Short problem:
Copy all the data exactly, except the pictures.

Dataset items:
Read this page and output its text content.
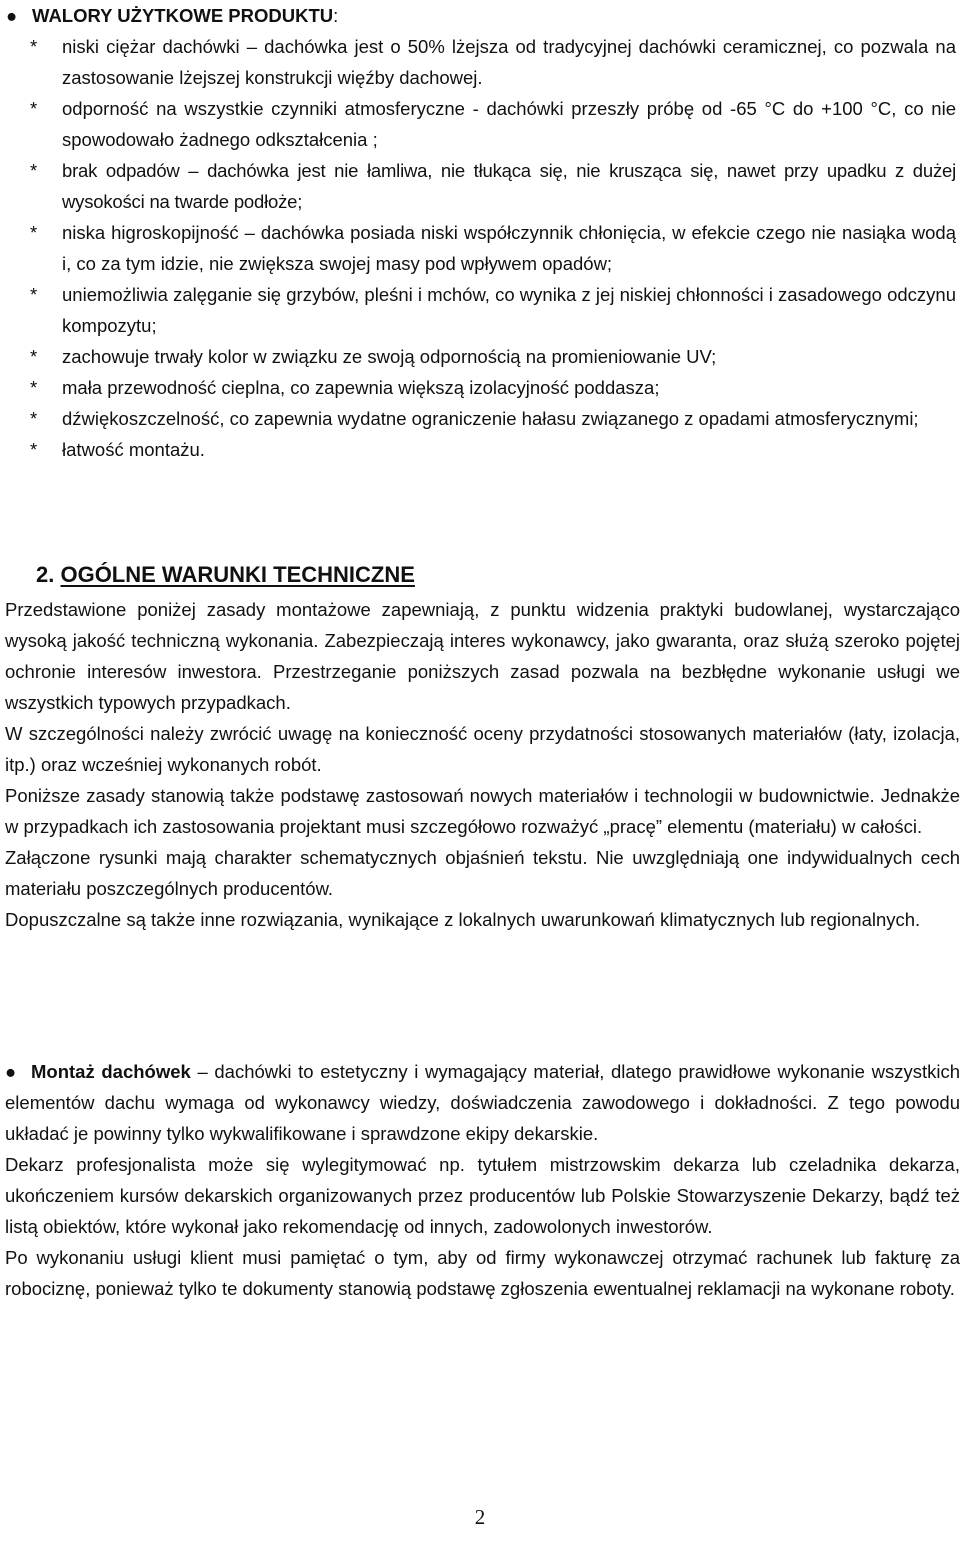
● WALORY UŻYTKOWE PRODUKTU:

*	niski ciężar dachówki – dachówka jest o 50% lżejsza od tradycyjnej dachówki ceramicznej, co pozwala na zastosowanie lżejszej konstrukcji więźby dachowej.

*	odporność na wszystkie czynniki atmosferyczne - dachówki przeszły próbę od -65 °C do +100 °C, co nie spowodowało żadnego odkształcenia ;

*	brak odpadów – dachówka jest nie łamliwa, nie tłukąca się, nie krusząca się, nawet przy upadku z dużej wysokości na twarde podłoże;

*	niska higroskopijność – dachówka posiada niski współczynnik chłonięcia, w efekcie czego nie nasiąka wodą i, co za tym idzie, nie zwiększa swojej masy pod wpływem opadów;

*	uniemożliwia zalęganie się grzybów, pleśni i mchów, co wynika z jej niskiej chłonności i zasadowego odczynu kompozytu;

*	zachowuje trwały kolor w związku ze swoją odpornością na promieniowanie UV;

*	mała przewodność cieplna, co zapewnia większą izolacyjność poddasza;

*	dźwiękoszczelność, co zapewnia wydatne ograniczenie hałasu związanego z opadami atmosferycznymi;

*	łatwość montażu.

2. OGÓLNE WARUNKI TECHNICZNE

Przedstawione poniżej zasady montażowe zapewniają, z punktu widzenia praktyki budowlanej, wystarczająco wysoką jakość techniczną wykonania. Zabezpieczają interes wykonawcy, jako gwaranta, oraz służą szeroko pojętej ochronie interesów inwestora. Przestrzeganie poniższych zasad pozwala na bezbłędne wykonanie usługi we wszystkich typowych przypadkach.

W szczególności należy zwrócić uwagę na konieczność oceny przydatności stosowanych materiałów (łaty, izolacja, itp.) oraz wcześniej wykonanych robót.

Poniższe zasady stanowią także podstawę zastosowań nowych materiałów i technologii w budownictwie. Jednakże w przypadkach ich zastosowania projektant musi szczegółowo rozważyć „pracę” elementu (materiału) w całości.

Załączone rysunki mają charakter schematycznych objaśnień tekstu. Nie uwzględniają one indywidualnych cech materiału poszczególnych producentów.

Dopuszczalne są także inne rozwiązania, wynikające z lokalnych uwarunkowań klimatycznych lub regionalnych.

● Montaż dachówek – dachówki to estetyczny i wymagający materiał, dlatego prawidłowe wykonanie wszystkich elementów dachu wymaga od wykonawcy wiedzy, doświadczenia zawodowego i dokładności. Z tego powodu układać je powinny tylko wykwalifikowane i sprawdzone ekipy dekarskie.

Dekarz profesjonalista może się wylegitymować np. tytułem mistrzowskim dekarza lub czeladnika dekarza, ukończeniem kursów dekarskich organizowanych przez producentów lub Polskie Stowarzyszenie Dekarzy, bądź też listą obiektów, które wykonał jako rekomendację od innych, zadowolonych inwestorów.

Po wykonaniu usługi klient musi pamiętać o tym, aby od firmy wykonawczej otrzymać rachunek lub fakturę za robociznę, ponieważ tylko te dokumenty stanowią podstawę zgłoszenia ewentualnej reklamacji na wykonane roboty.

2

Response to the exercise:
Read this page and output its text content.
● WALORY UŻYTKOWE PRODUKTU:

*	niski ciężar dachówki – dachówka jest o 50% lżejsza od tradycyjnej dachówki ceramicznej, co pozwala na zastosowanie lżejszej konstrukcji więźby dachowej.

*	odporność na wszystkie czynniki atmosferyczne - dachówki przeszły próbę od -65 °C do +100 °C, co nie spowodowało żadnego odkształcenia ;

*	brak odpadów – dachówka jest nie łamliwa, nie tłukąca się, nie krusząca się, nawet przy upadku z dużej wysokości na twarde podłoże;

*	niska higroskopijność – dachówka posiada niski współczynnik chłonięcia, w efekcie czego nie nasiąka wodą i, co za tym idzie, nie zwiększa swojej masy pod wpływem opadów;

*	uniemożliwia zalęganie się grzybów, pleśni i mchów, co wynika z jej niskiej chłonności i zasadowego odczynu kompozytu;

*	zachowuje trwały kolor w związku ze swoją odpornością na promieniowanie UV;

*	mała przewodność cieplna, co zapewnia większą izolacyjność poddasza;

*	dźwiękoszczelność, co zapewnia wydatne ograniczenie hałasu związanego z opadami atmosferycznymi;

*	łatwość montażu.

2. OGÓLNE WARUNKI TECHNICZNE

Przedstawione poniżej zasady montażowe zapewniają, z punktu widzenia praktyki budowlanej, wystarczająco wysoką jakość techniczną wykonania. Zabezpieczają interes wykonawcy, jako gwaranta, oraz służą szeroko pojętej ochronie interesów inwestora. Przestrzeganie poniższych zasad pozwala na bezbłędne wykonanie usługi we wszystkich typowych przypadkach.

W szczególności należy zwrócić uwagę na konieczność oceny przydatności stosowanych materiałów (łaty, izolacja, itp.) oraz wcześniej wykonanych robót.

Poniższe zasady stanowią także podstawę zastosowań nowych materiałów i technologii w budownictwie. Jednakże w przypadkach ich zastosowania projektant musi szczegółowo rozważyć „pracę” elementu (materiału) w całości.

Załączone rysunki mają charakter schematycznych objaśnień tekstu. Nie uwzględniają one indywidualnych cech materiału poszczególnych producentów.

Dopuszczalne są także inne rozwiązania, wynikające z lokalnych uwarunkowań klimatycznych lub regionalnych.

● Montaż dachówek – dachówki to estetyczny i wymagający materiał, dlatego prawidłowe wykonanie wszystkich elementów dachu wymaga od wykonawcy wiedzy, doświadczenia zawodowego i dokładności. Z tego powodu układać je powinny tylko wykwalifikowane i sprawdzone ekipy dekarskie.

Dekarz profesjonalista może się wylegitymować np. tytułem mistrzowskim dekarza lub czeladnika dekarza, ukończeniem kursów dekarskich organizowanych przez producentów lub Polskie Stowarzyszenie Dekarzy, bądź też listą obiektów, które wykonał jako rekomendację od innych, zadowolonych inwestorów.

Po wykonaniu usługi klient musi pamiętać o tym, aby od firmy wykonawczej otrzymać rachunek lub fakturę za robociznę, ponieważ tylko te dokumenty stanowią podstawę zgłoszenia ewentualnej reklamacji na wykonane roboty.

2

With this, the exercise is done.